* **INSTRUCTIONS FOR THE TASK**: Which lines in the records below contain the word "vitesse"? Copy each of them.
○ ○ ○ ○ ○
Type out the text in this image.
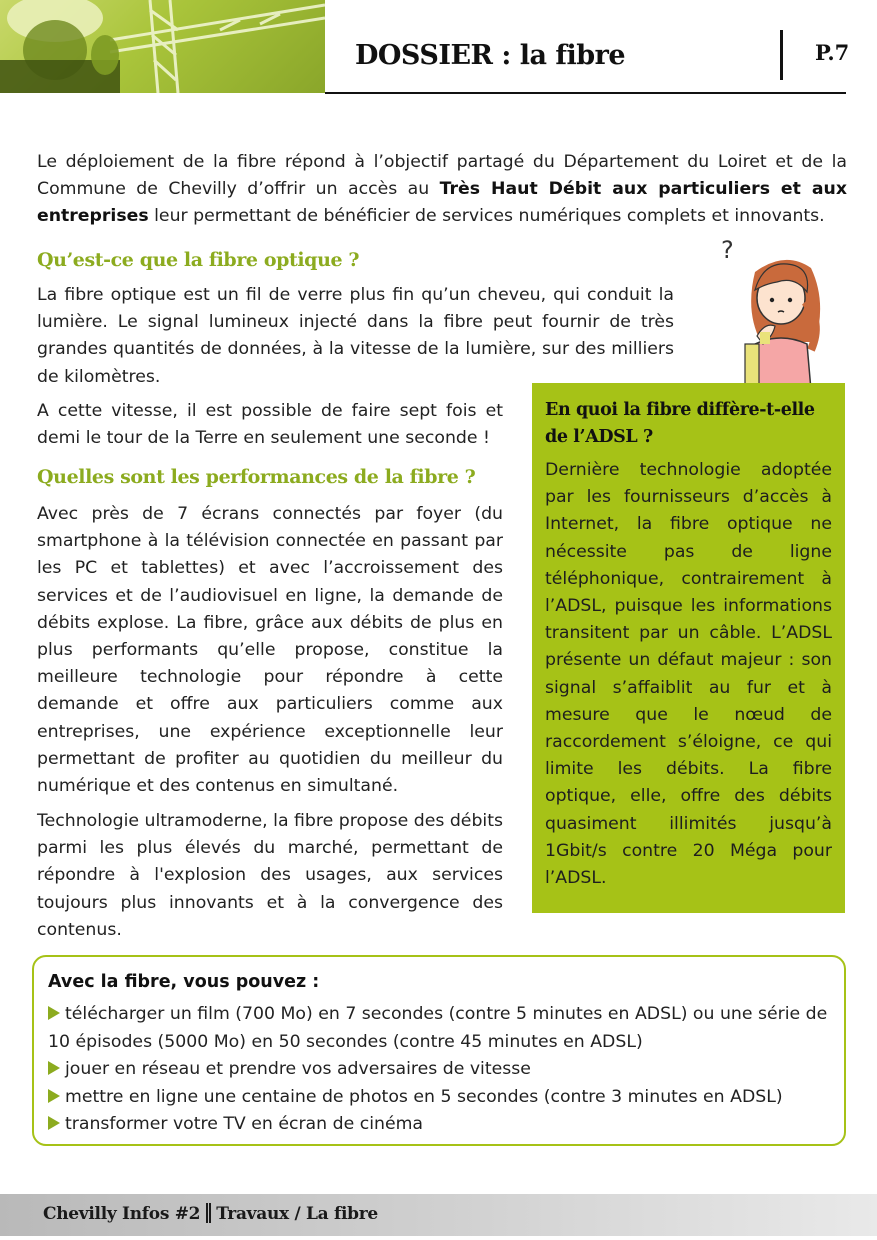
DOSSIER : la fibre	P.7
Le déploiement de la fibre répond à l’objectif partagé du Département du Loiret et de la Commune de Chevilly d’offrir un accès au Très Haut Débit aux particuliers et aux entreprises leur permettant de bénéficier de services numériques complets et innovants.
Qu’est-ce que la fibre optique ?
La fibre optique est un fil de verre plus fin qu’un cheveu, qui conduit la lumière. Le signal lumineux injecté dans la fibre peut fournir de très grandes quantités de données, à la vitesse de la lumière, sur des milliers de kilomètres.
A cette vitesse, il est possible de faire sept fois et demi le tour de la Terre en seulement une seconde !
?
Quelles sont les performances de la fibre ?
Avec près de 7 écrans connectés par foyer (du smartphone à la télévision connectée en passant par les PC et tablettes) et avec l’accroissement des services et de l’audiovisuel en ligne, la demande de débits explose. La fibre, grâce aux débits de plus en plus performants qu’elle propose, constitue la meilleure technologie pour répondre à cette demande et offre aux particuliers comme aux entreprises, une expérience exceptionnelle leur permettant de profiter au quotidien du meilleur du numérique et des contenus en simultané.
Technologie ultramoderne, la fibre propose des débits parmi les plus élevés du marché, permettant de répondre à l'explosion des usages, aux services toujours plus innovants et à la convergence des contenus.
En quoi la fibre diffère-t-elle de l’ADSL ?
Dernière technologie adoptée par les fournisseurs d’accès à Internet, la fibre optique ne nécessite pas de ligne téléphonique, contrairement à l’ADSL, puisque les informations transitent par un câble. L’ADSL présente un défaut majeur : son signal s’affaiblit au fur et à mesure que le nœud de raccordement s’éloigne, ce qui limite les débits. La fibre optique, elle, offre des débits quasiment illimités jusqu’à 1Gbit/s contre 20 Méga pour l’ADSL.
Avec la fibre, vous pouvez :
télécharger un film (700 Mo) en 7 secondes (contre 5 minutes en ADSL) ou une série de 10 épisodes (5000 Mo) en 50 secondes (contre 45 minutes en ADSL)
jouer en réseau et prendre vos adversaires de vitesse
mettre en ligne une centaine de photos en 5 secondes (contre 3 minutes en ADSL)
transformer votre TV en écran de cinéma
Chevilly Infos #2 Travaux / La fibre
○ ○ ○ ○ ○
* **ANSWER TO THIS TASK**:
La fibre optique est un fil de verre plus fin qu’un cheveu, qui conduit la lumière. Le signal lumineux injecté dans la fibre peut fournir de très grandes quantités de données, à la vitesse de la lumière, sur des milliers de kilomètres.
A cette vitesse, il est possible de faire sept fois et demi le tour de la Terre en seulement une seconde !
jouer en réseau et prendre vos adversaires de vitesse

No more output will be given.